▶ DIRECTIONS FOR THIS TASK
Locate and copy each line in the data that contains the word "наказам".

(A run of records)
──────

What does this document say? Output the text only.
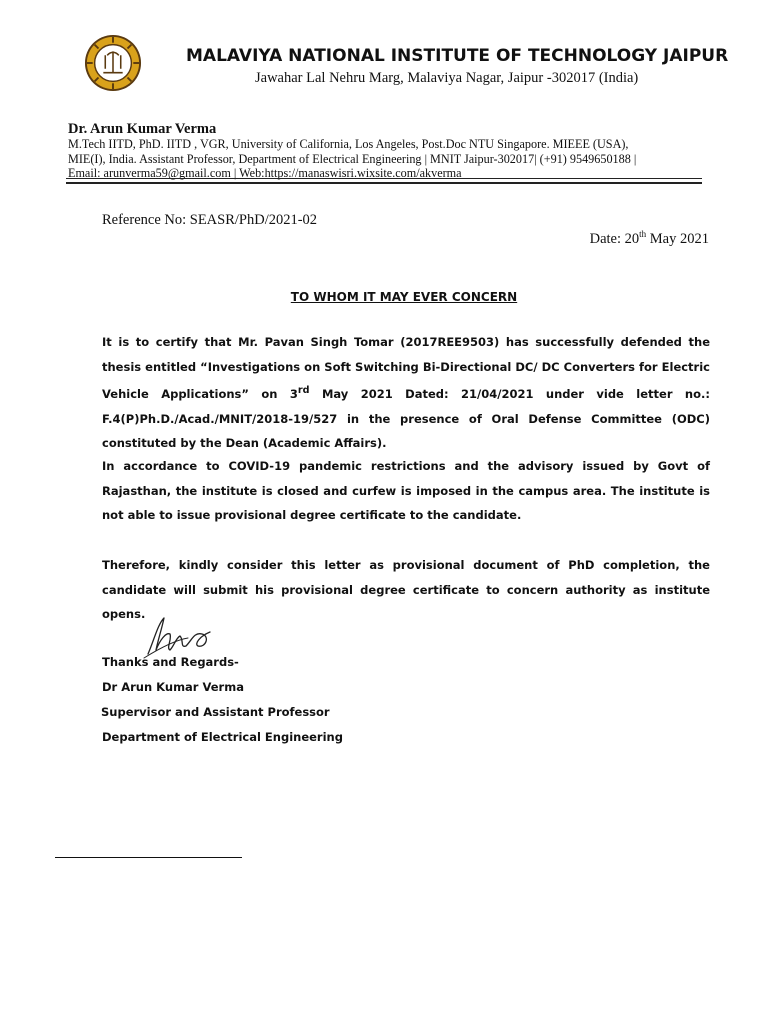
MALAVIYA NATIONAL INSTITUTE OF TECHNOLOGY JAIPUR
Jawahar Lal Nehru Marg, Malaviya Nagar, Jaipur -302017 (India)
Dr. Arun Kumar Verma
M.Tech IITD, PhD. IITD , VGR, University of California, Los Angeles, Post.Doc NTU Singapore. MIEEE (USA),
MIE(I), India. Assistant Professor, Department of Electrical Engineering | MNIT Jaipur-302017| (+91) 9549650188 |
Email: arunverma59@gmail.com | Web:https://manaswisri.wixsite.com/akverma
Reference No: SEASR/PhD/2021-02
Date: 20th May 2021
TO WHOM IT MAY EVER CONCERN
It is to certify that Mr. Pavan Singh Tomar (2017REE9503) has successfully defended the thesis entitled “Investigations on Soft Switching Bi-Directional DC/ DC Converters for Electric Vehicle Applications” on 3rd May 2021 Dated: 21/04/2021 under vide letter no.: F.4(P)Ph.D./Acad./MNIT/2018-19/527 in the presence of Oral Defense Committee (ODC) constituted by the Dean (Academic Affairs).
In accordance to COVID-19 pandemic restrictions and the advisory issued by Govt of Rajasthan, the institute is closed and curfew is imposed in the campus area. The institute is not able to issue provisional degree certificate to the candidate.
Therefore, kindly consider this letter as provisional document of PhD completion, the candidate will submit his provisional degree certificate to concern authority as institute opens.
Thanks and Regards-
Dr Arun Kumar Verma
Supervisor and Assistant Professor
Department of Electrical Engineering
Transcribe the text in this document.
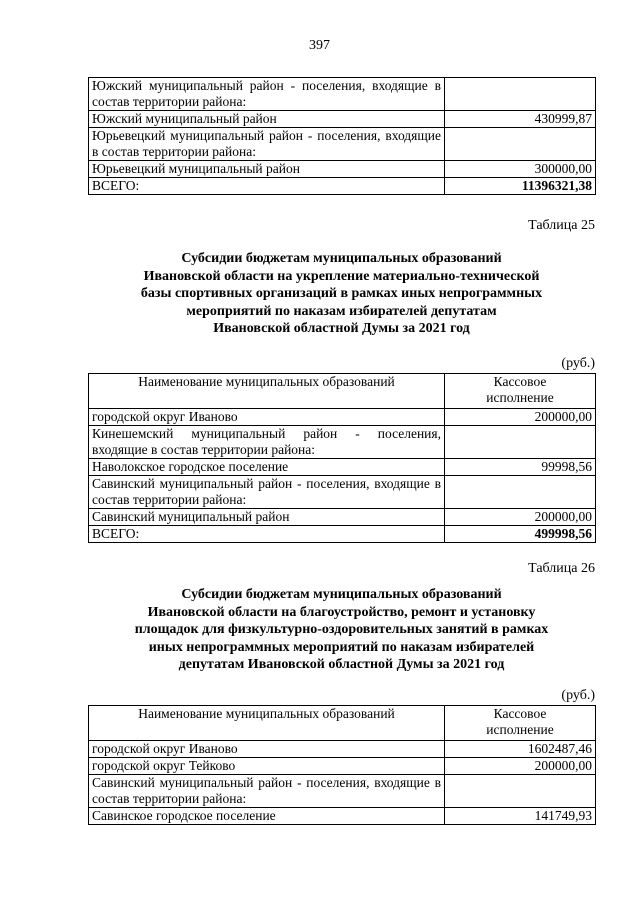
397
Южский муниципальный район - поселения, входящие в состав территории района:	
Южский муниципальный район	430999,87
Юрьевецкий муниципальный район - поселения, входящие в состав территории района:	
Юрьевецкий муниципальный район	300000,00
ВСЕГО:	11396321,38
Таблица 25
Субсидии бюджетам муниципальных образований
Ивановской области на укрепление материально-технической
базы спортивных организаций в рамках иных непрограммных
мероприятий по наказам избирателей депутатам
Ивановской областной Думы за 2021 год
(руб.)
Наименование муниципальных образований	Кассовое
исполнение

городской округ Иваново	200000,00
Кинешемский муниципальный район - поселения, входящие в состав территории района:	
Наволокское городское поселение	99998,56
Савинский муниципальный район - поселения, входящие в состав территории района:	
Савинский муниципальный район	200000,00
ВСЕГО:	499998,56
Таблица 26
Субсидии бюджетам муниципальных образований
Ивановской области на благоустройство, ремонт и установку
площадок для физкультурно-оздоровительных занятий в рамках
иных непрограммных мероприятий по наказам избирателей
депутатам Ивановской областной Думы за 2021 год
(руб.)
Наименование муниципальных образований	Кассовое
исполнение

городской округ Иваново	1602487,46
городской округ Тейково	200000,00
Савинский муниципальный район - поселения, входящие в состав территории района:	
Савинское городское поселение	141749,93
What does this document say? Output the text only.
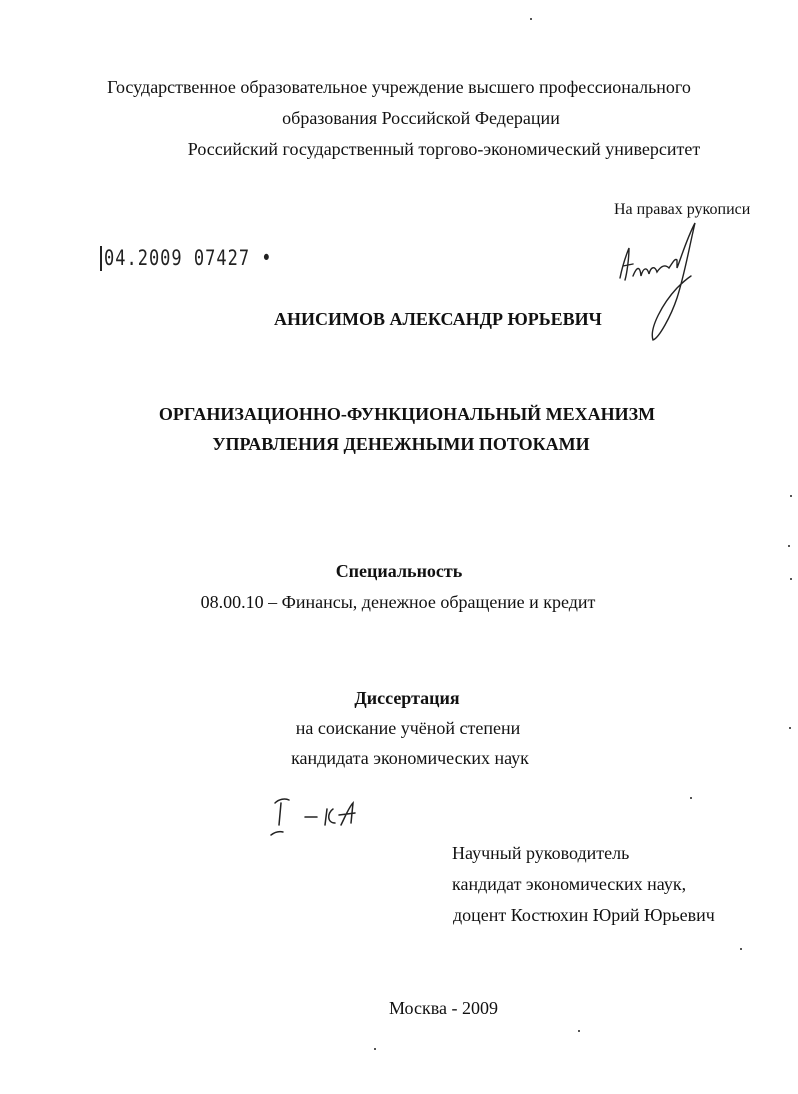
Государственное образовательное учреждение высшего профессионального
образования Российской Федерации
Российский государственный торгово-экономический университет
На правах рукописи
04.2009 07427 •
АНИСИМОВ АЛЕКСАНДР ЮРЬЕВИЧ
ОРГАНИЗАЦИОННО-ФУНКЦИОНАЛЬНЫЙ МЕХАНИЗМ
УПРАВЛЕНИЯ ДЕНЕЖНЫМИ ПОТОКАМИ
Специальность
08.00.10 – Финансы, денежное обращение и кредит
Диссертация
на соискание учёной степени
кандидата экономических наук
Научный руководитель
кандидат экономических наук,
доцент Костюхин Юрий Юрьевич
Москва - 2009
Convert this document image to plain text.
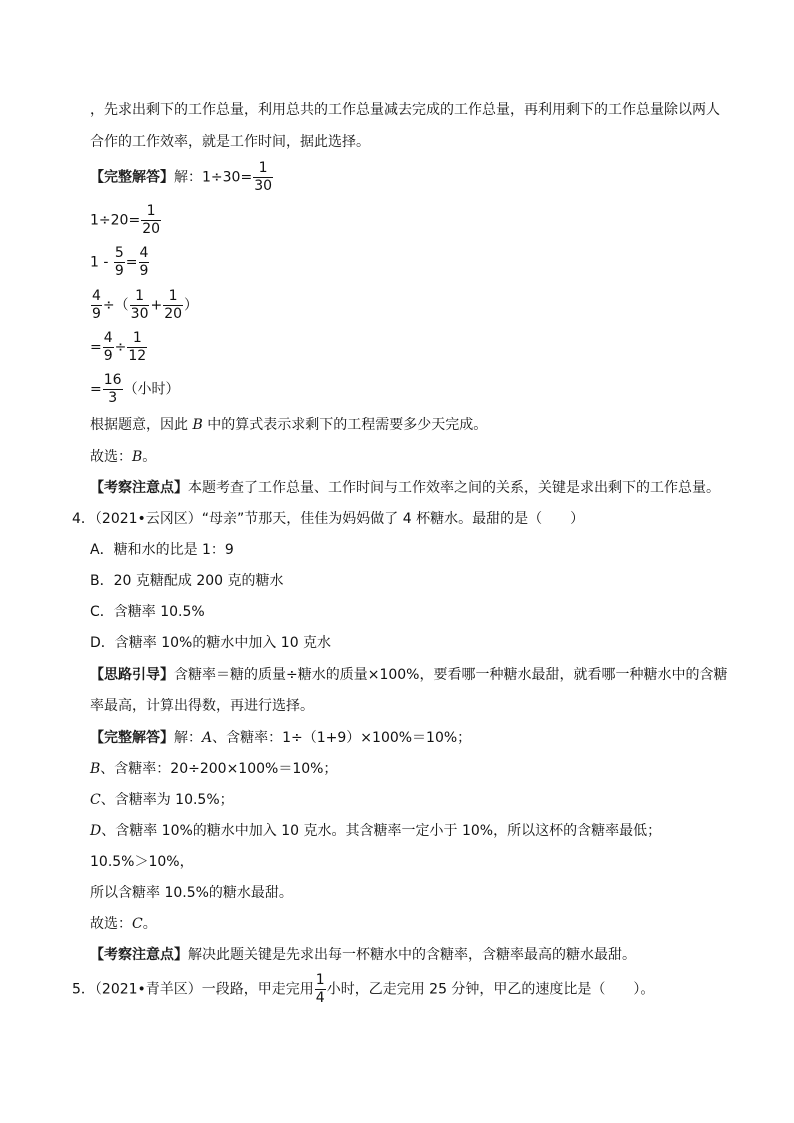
，先求出剩下的工作总量，利用总共的工作总量减去完成的工作总量，再利用剩下的工作总量除以两人
合作的工作效率，就是工作时间，据此选择。
【完整解答】解：$1\div 30= \frac{1}{30}$
$1\div 20= \frac{1}{20}$
$1 - \frac{5}{9} = \frac{4}{9}$
$\frac{4}{9}$ ÷（ $\frac{1}{30} + \frac{1}{20}$ ）
= $\frac{4}{9} \div \frac{1}{12}$
= $\frac{16}{3}$ （小时）
根据题意，因此 B 中的算式表示求剩下的工程需要多少天完成。
故选：B。
【考察注意点】本题考查了工作总量、工作时间与工作效率之间的关系，关键是求出剩下的工作总量。
4．（2021•云冈区）“母亲”节那天，佳佳为妈妈做了 4 杯糖水。最甜的是（　　）
A．糖和水的比是 1：9
B．20 克糖配成 200 克的糖水
C．含糖率 10.5%
D．含糖率 10%的糖水中加入 10 克水
【思路引导】含糖率＝糖的质量÷糖水的质量×100%，要看哪一种糖水最甜，就看哪一种糖水中的含糖
率最高，计算出得数，再进行选择。
【完整解答】解：A、含糖率：1÷（1+9）×100%＝10%；
B、含糖率：20÷200×100%＝10%；
C、含糖率为 10.5%；
D、含糖率 10%的糖水中加入 10 克水。其含糖率一定小于 10%，所以这杯的含糖率最低；
10.5%＞10%，
所以含糖率 10.5%的糖水最甜。
故选：C。
【考察注意点】解决此题关键是先求出每一杯糖水中的含糖率，含糖率最高的糖水最甜。
5．（2021•青羊区）一段路，甲走完用 $\frac{1}{4}$ 小时，乙走完用 25 分钟，甲乙的速度比是（　　）。
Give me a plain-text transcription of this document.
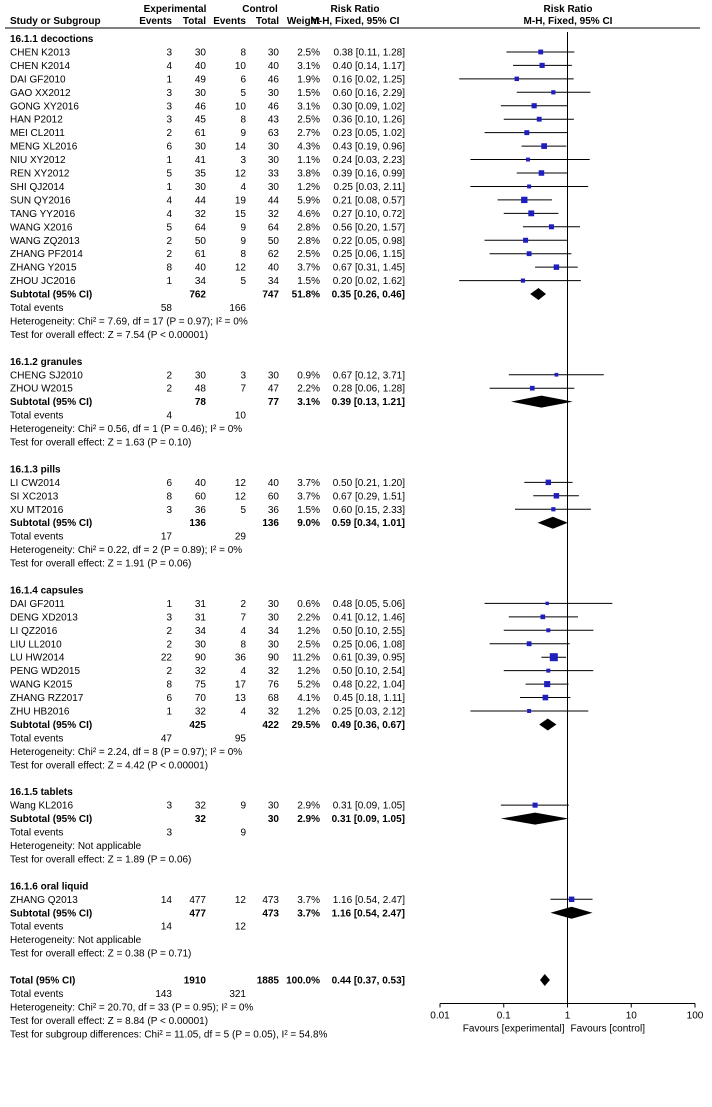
Experimental	Control	Risk Ratio	Risk Ratio
Study or Subgroup	Events Total Events Total Weight
M-H, Fixed, 95% CI	M-H, Fixed, 95% CI
16.1.1 decoctions
CHEN K2013	3 30	8 30 2.5% 0.38 [0.11, 1.28]
CHEN K2014	4 40	10 40 3.1% 0.40 [0.14, 1.17]
DAI GF2010	1 49	6 46 1.9% 0.16 [0.02, 1.25]
GAO XX2012	3 30	5 30 1.5% 0.60 [0.16, 2.29]
GONG XY2016	3 46	10 46 3.1% 0.30 [0.09, 1.02]
HAN P2012	3 45	8 43 2.5% 0.36 [0.10, 1.26]
MEI CL2011	2 61	9 63 2.7% 0.23 [0.05, 1.02]
MENG XL2016	6 30	14 30 4.3% 0.43 [0.19, 0.96]
NIU XY2012	1 41	3 30 1.1% 0.24 [0.03, 2.23]
REN XY2012	5 35	12 33 3.8% 0.39 [0.16, 0.99]
SHI QJ2014	1 30	4 30 1.2% 0.25 [0.03, 2.11]
SUN QY2016	4 44	19 44 5.9% 0.21 [0.08, 0.57]
TANG YY2016	4 32	15 32 4.6% 0.27 [0.10, 0.72]
WANG X2016	5 64	9 64 2.8% 0.56 [0.20, 1.57]
WANG ZQ2013	2 50	9 50 2.8% 0.22 [0.05, 0.98]
ZHANG PF2014	2 61	8 62 2.5% 0.25 [0.06, 1.15]
ZHANG Y2015	8 40	12 40 3.7% 0.67 [0.31, 1.45]
ZHOU JC2016	1 34	5 34 1.5% 0.20 [0.02, 1.62]
Subtotal (95% CI)	762	747 51.8% 0.35 [0.26, 0.46]
Total events	58	166
Heterogeneity: Chi² = 7.69, df = 17 (P = 0.97); I² = 0%
Test for overall effect: Z = 7.54 (P < 0.00001)
16.1.2 granules
CHENG SJ2010	2 30	3 30 0.9% 0.67 [0.12, 3.71]
ZHOU W2015	2 48	7 47 2.2% 0.28 [0.06, 1.28]
Subtotal (95% CI)	78	77 3.1% 0.39 [0.13, 1.21]
Total events	4	10
Heterogeneity: Chi² = 0.56, df = 1 (P = 0.46); I² = 0%
Test for overall effect: Z = 1.63 (P = 0.10)
16.1.3 pills
LI CW2014	6 40	12 40 3.7% 0.50 [0.21, 1.20]
SI XC2013	8 60	12 60 3.7% 0.67 [0.29, 1.51]
XU MT2016	3 36	5 36 1.5% 0.60 [0.15, 2.33]
Subtotal (95% CI)	136	136 9.0% 0.59 [0.34, 1.01]
Total events	17	29
Heterogeneity: Chi² = 0.22, df = 2 (P = 0.89); I² = 0%
Test for overall effect: Z = 1.91 (P = 0.06)
16.1.4 capsules
DAI GF2011	1 31	2 30 0.6% 0.48 [0.05, 5.06]
DENG XD2013	3 31	7 30 2.2% 0.41 [0.12, 1.46]
LI QZ2016	2 34	4 34 1.2% 0.50 [0.10, 2.55]
LIU LL2010	2 30	8 30 2.5% 0.25 [0.06, 1.08]
LU HW2014	22 90	36 90 11.2% 0.61 [0.39, 0.95]
PENG WD2015	2 32	4 32 1.2% 0.50 [0.10, 2.54]
WANG K2015	8 75	17 76 5.2% 0.48 [0.22, 1.04]
ZHANG RZ2017	6 70	13 68 4.1% 0.45 [0.18, 1.11]
ZHU HB2016	1 32	4 32 1.2% 0.25 [0.03, 2.12]
Subtotal (95% CI)	425	422 29.5% 0.49 [0.36, 0.67]
Total events	47	95
Heterogeneity: Chi² = 2.24, df = 8 (P = 0.97); I² = 0%
Test for overall effect: Z = 4.42 (P < 0.00001)
16.1.5 tablets
Wang KL2016	3 32	9 30 2.9% 0.31 [0.09, 1.05]
Subtotal (95% CI)	32	30 2.9% 0.31 [0.09, 1.05]
Total events	3	9
Heterogeneity: Not applicable
Test for overall effect: Z = 1.89 (P = 0.06)
16.1.6 oral liquid
ZHANG Q2013	14 477	12 473 3.7% 1.16 [0.54, 2.47]
Subtotal (95% CI)	477	473 3.7% 1.16 [0.54, 2.47]
Total events	14	12
Heterogeneity: Not applicable
Test for overall effect: Z = 0.38 (P = 0.71)
Total (95% CI)	1910	1885 100.0% 0.44 [0.37, 0.53]
Total events	143	321
Heterogeneity: Chi² = 20.70, df = 33 (P = 0.95); I² = 0%
Test for overall effect: Z = 8.84 (P < 0.00001)
Test for subgroup differences: Chi² = 11.05, df = 5 (P = 0.05), I² = 54.8%
0.01	0.1	1	10	100
Favours [experimental] Favours [control]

──────

▶ ANSWER TO THE TASK
мероприятий по наказам избирателей депутатам
иных непрограммных мероприятий по наказам избирателей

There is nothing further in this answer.